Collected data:
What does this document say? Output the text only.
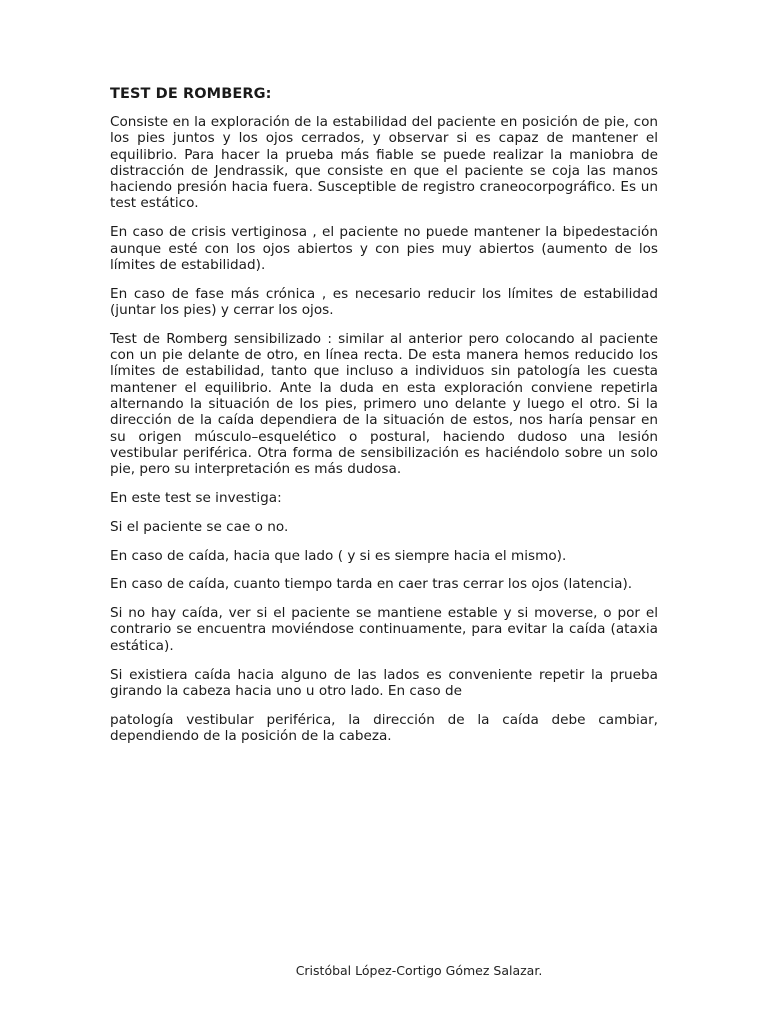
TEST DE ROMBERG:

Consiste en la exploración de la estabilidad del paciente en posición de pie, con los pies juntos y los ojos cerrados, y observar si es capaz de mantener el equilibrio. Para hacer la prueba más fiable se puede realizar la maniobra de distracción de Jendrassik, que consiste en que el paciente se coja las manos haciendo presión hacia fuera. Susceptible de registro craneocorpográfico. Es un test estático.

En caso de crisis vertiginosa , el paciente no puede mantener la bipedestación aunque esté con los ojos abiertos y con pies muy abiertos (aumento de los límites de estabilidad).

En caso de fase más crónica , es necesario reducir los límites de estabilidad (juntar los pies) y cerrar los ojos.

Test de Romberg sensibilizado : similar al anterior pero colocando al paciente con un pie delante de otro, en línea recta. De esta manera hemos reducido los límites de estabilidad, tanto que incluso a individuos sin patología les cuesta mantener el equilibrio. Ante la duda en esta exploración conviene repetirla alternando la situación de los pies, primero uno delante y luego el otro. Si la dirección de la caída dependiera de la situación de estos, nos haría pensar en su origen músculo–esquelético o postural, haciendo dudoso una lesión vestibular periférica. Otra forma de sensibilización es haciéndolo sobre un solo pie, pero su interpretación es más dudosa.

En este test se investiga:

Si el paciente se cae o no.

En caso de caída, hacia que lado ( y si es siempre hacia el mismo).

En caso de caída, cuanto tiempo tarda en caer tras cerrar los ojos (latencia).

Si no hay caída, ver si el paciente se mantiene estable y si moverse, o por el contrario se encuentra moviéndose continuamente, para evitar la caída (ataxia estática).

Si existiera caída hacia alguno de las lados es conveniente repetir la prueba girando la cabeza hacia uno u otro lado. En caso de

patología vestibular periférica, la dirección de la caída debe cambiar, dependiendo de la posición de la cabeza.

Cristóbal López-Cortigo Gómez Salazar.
--
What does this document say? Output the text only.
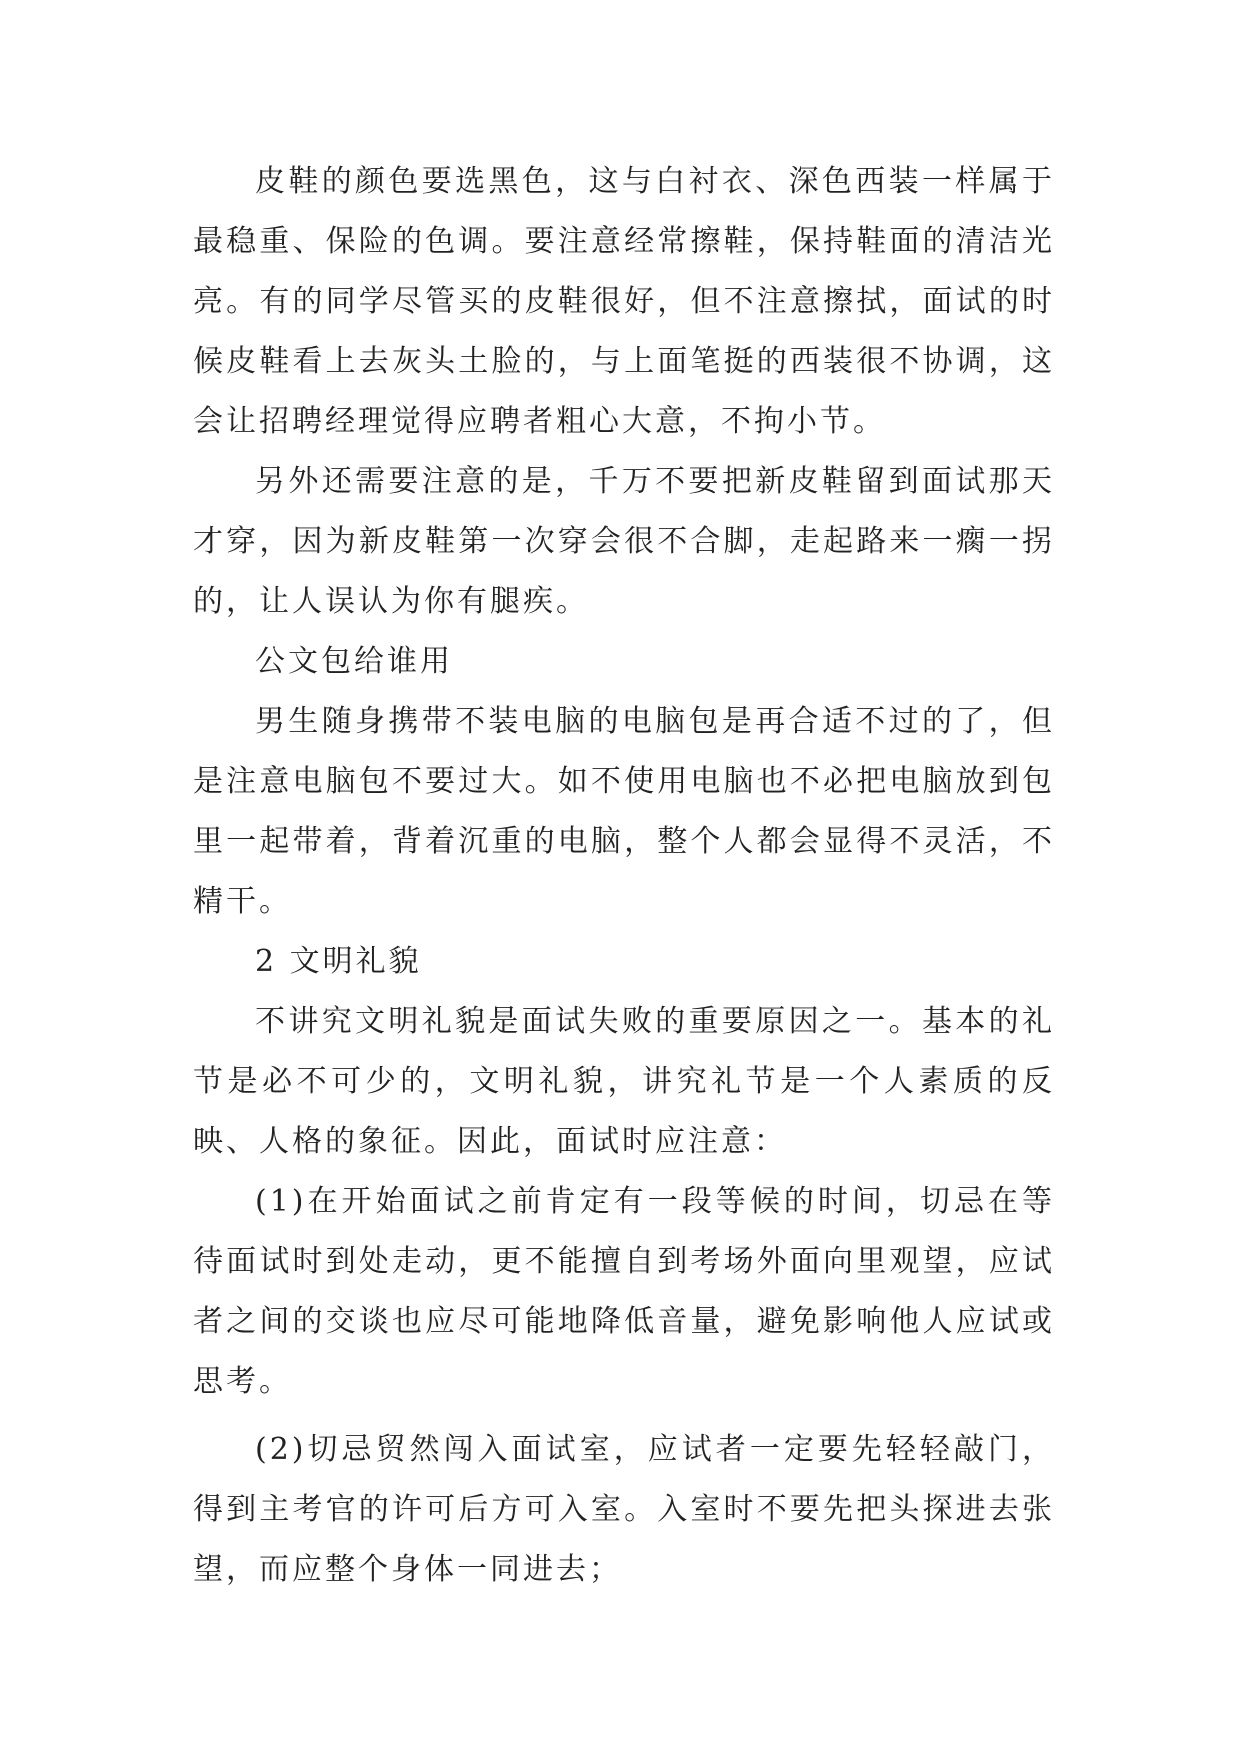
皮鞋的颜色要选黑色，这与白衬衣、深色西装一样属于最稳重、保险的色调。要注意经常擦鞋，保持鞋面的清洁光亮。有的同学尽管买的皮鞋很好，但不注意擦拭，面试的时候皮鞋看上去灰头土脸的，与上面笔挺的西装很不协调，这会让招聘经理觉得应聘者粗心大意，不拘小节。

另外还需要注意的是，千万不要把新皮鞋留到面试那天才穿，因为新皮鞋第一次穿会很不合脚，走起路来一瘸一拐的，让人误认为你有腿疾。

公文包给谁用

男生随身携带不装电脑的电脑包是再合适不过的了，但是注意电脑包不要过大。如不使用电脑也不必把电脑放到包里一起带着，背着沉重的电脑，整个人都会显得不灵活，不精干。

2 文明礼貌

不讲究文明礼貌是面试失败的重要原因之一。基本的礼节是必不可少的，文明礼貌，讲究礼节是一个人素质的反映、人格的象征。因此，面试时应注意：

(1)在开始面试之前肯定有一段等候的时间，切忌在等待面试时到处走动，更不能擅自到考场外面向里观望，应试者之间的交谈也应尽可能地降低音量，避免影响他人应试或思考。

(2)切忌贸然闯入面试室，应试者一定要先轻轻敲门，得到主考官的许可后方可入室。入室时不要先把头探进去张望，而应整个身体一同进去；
--
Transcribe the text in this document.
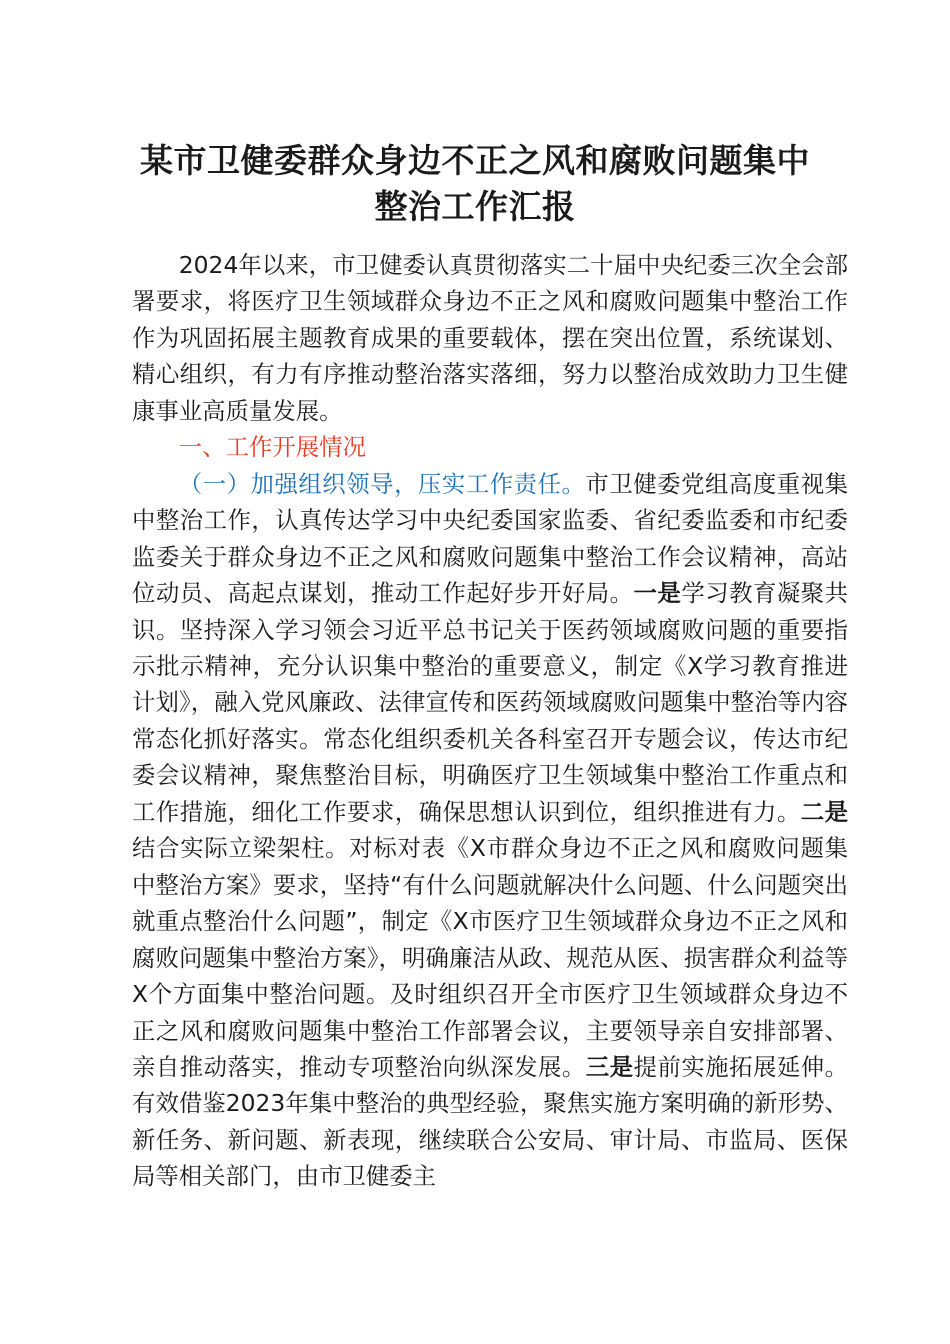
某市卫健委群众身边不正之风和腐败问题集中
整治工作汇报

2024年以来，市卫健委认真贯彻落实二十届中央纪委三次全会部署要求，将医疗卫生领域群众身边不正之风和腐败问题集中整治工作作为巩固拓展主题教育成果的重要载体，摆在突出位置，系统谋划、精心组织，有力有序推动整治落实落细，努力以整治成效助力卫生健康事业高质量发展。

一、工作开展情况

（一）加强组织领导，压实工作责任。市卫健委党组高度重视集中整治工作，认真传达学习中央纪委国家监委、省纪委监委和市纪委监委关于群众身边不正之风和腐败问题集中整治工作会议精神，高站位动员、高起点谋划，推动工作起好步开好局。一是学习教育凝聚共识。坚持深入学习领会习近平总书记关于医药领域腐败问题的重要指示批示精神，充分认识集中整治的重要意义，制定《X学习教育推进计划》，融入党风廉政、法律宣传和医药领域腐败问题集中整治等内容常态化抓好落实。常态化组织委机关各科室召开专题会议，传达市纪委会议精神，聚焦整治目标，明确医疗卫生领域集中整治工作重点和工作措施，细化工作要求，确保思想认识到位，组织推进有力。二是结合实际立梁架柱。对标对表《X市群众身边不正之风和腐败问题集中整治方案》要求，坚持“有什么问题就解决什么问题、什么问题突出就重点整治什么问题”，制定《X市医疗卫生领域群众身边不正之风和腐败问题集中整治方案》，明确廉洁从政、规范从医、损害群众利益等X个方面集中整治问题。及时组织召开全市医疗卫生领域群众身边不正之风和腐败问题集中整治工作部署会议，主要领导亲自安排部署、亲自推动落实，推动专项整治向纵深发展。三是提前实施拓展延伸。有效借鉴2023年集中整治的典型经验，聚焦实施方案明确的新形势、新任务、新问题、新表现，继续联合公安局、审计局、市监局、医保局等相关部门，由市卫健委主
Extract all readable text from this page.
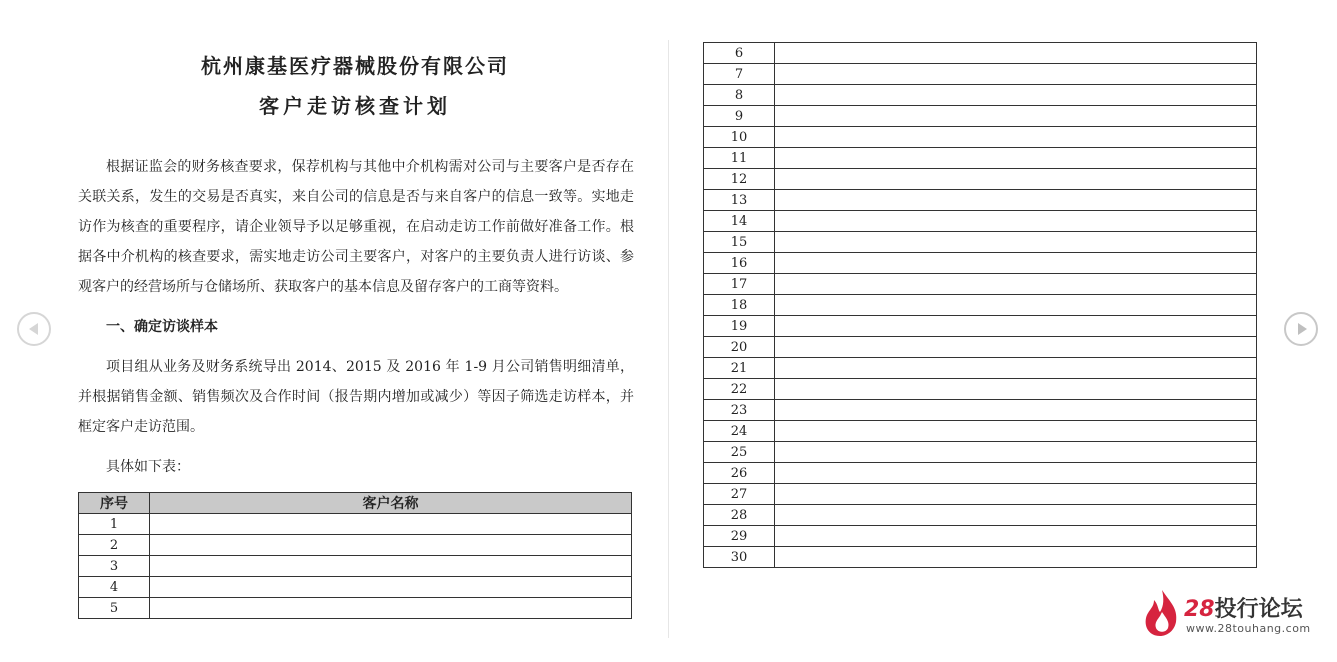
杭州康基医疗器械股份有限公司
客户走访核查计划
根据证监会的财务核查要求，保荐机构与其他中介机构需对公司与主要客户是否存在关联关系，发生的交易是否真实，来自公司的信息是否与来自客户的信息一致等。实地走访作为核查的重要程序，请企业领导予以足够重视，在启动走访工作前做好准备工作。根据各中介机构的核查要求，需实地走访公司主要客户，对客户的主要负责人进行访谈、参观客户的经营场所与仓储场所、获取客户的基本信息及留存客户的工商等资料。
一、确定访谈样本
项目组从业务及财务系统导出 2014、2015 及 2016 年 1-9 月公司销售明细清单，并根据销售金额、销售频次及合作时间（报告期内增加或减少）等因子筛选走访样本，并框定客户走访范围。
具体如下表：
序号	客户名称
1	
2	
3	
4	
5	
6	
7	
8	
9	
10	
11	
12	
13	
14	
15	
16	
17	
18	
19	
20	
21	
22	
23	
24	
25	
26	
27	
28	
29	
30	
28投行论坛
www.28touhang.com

■ Short problem:
Gather every line from the listing above in which "文明礼貌" appears, and copy those lines.

■ Response to the task:
2 文明礼貌
不讲究文明礼貌是面试失败的重要原因之一。基本的礼节是必不可少的，文明礼貌，讲究礼节是一个人素质的反映、人格的象征。因此，面试时应注意：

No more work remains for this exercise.